--- Records to use ---
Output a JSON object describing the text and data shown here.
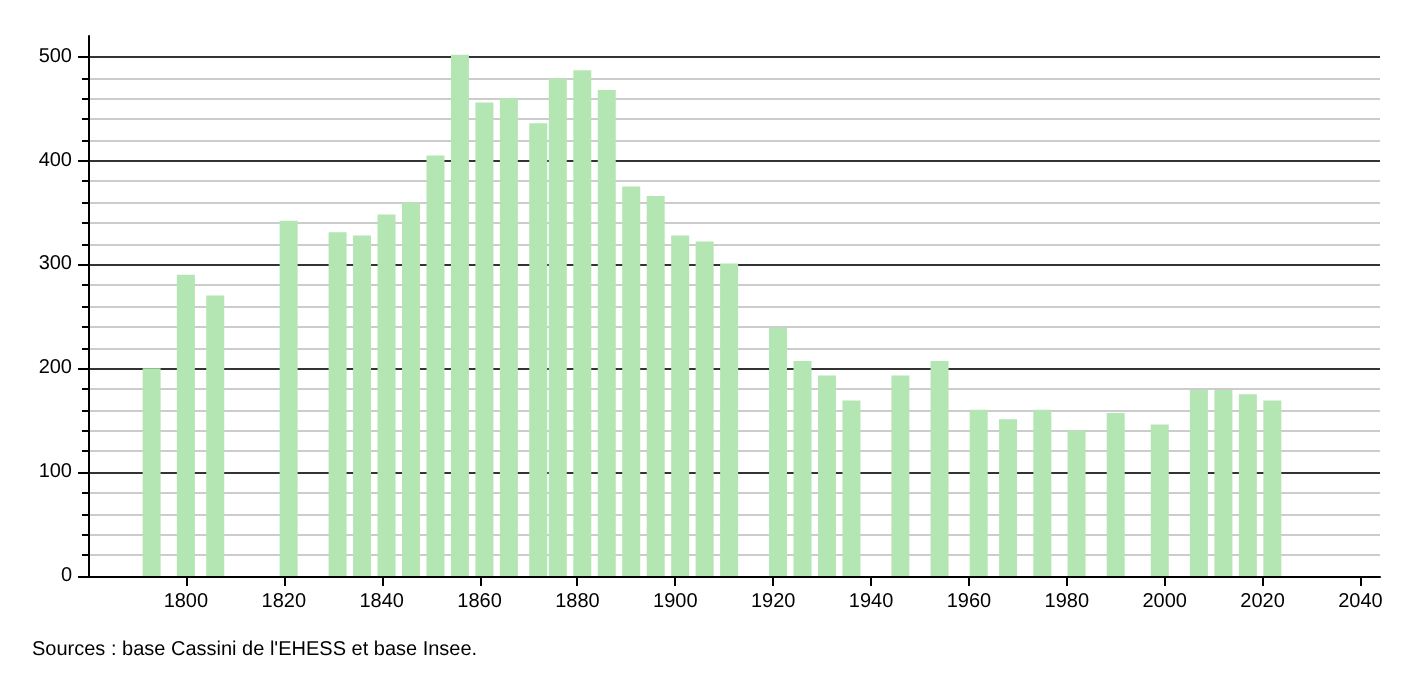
{
  "chart_data": {
    "type": "bar",
    "x": [
      1793,
      1800,
      1806,
      1821,
      1831,
      1836,
      1841,
      1846,
      1851,
      1856,
      1861,
      1866,
      1872,
      1876,
      1881,
      1886,
      1891,
      1896,
      1901,
      1906,
      1911,
      1921,
      1926,
      1931,
      1936,
      1946,
      1954,
      1962,
      1968,
      1975,
      1982,
      1990,
      1999,
      2007,
      2012,
      2017,
      2022
    ],
    "values": [
      200,
      290,
      270,
      342,
      331,
      328,
      348,
      360,
      405,
      502,
      456,
      460,
      436,
      479,
      487,
      468,
      375,
      366,
      328,
      322,
      301,
      239,
      207,
      193,
      169,
      193,
      207,
      160,
      151,
      160,
      140,
      157,
      146,
      179,
      179,
      175,
      169
    ],
    "color": "#b3e6b3",
    "xlim": [
      1780,
      2044
    ],
    "xticks": [
      1800,
      1820,
      1840,
      1860,
      1880,
      1900,
      1920,
      1940,
      1960,
      1980,
      2000,
      2020,
      2040
    ],
    "ylim": [
      0,
      520
    ],
    "yticks": [
      0,
      100,
      200,
      300,
      400,
      500
    ],
    "grid": "y",
    "annotations": [
      "Sources : base Cassini de l'EHESS et base Insee."
    ]
  }
}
---
Reproduce each entry precisely. Leave the pictures out.

Output a JSON object describing the text and data shown here.
{
  "chart_data": {
    "type": "bar",
    "x": [
      1793,
      1800,
      1806,
      1821,
      1831,
      1836,
      1841,
      1846,
      1851,
      1856,
      1861,
      1866,
      1872,
      1876,
      1881,
      1886,
      1891,
      1896,
      1901,
      1906,
      1911,
      1921,
      1926,
      1931,
      1936,
      1946,
      1954,
      1962,
      1968,
      1975,
      1982,
      1990,
      1999,
      2007,
      2012,
      2017,
      2022
    ],
    "values": [
      200,
      290,
      270,
      342,
      331,
      328,
      348,
      360,
      405,
      502,
      456,
      460,
      436,
      479,
      487,
      468,
      375,
      366,
      328,
      322,
      301,
      239,
      207,
      193,
      169,
      193,
      207,
      160,
      151,
      160,
      140,
      157,
      146,
      179,
      179,
      175,
      169
    ],
    "color": "#b3e6b3",
    "xlim": [
      1780,
      2044
    ],
    "xticks": [
      1800,
      1820,
      1840,
      1860,
      1880,
      1900,
      1920,
      1940,
      1960,
      1980,
      2000,
      2020,
      2040
    ],
    "ylim": [
      0,
      520
    ],
    "yticks": [
      0,
      100,
      200,
      300,
      400,
      500
    ],
    "grid": "y",
    "annotations": [
      "Sources : base Cassini de l'EHESS et base Insee."
    ]
  }
}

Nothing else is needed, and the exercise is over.